** WHAT IS NEEDED **
Everything in the listing should be restated word for word.

(Dataset records)
• • • •
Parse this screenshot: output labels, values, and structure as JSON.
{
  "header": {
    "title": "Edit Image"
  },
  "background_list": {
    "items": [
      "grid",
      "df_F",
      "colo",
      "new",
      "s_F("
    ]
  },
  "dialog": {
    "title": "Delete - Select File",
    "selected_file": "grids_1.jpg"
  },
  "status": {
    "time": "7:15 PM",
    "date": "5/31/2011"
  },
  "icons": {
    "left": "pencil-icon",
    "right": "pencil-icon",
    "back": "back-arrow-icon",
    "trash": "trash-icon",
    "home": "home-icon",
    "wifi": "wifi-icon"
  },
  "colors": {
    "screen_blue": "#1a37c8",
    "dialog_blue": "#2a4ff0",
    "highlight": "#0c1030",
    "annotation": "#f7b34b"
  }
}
• • • •
** EXPECTED ANSWER **
Parse this screenshot: output labels, values, and structure as JSON.
{
  "header": {
    "title": "Edit Image"
  },
  "background_list": {
    "items": [
      "grid",
      "df_F",
      "colo",
      "new",
      "s_F("
    ]
  },
  "dialog": {
    "title": "Delete - Select File",
    "selected_file": "grids_1.jpg"
  },
  "status": {
    "time": "7:15 PM",
    "date": "5/31/2011"
  },
  "icons": {
    "left": "pencil-icon",
    "right": "pencil-icon",
    "back": "back-arrow-icon",
    "trash": "trash-icon",
    "home": "home-icon",
    "wifi": "wifi-icon"
  },
  "colors": {
    "screen_blue": "#1a37c8",
    "dialog_blue": "#2a4ff0",
    "highlight": "#0c1030",
    "annotation": "#f7b34b"
  }
}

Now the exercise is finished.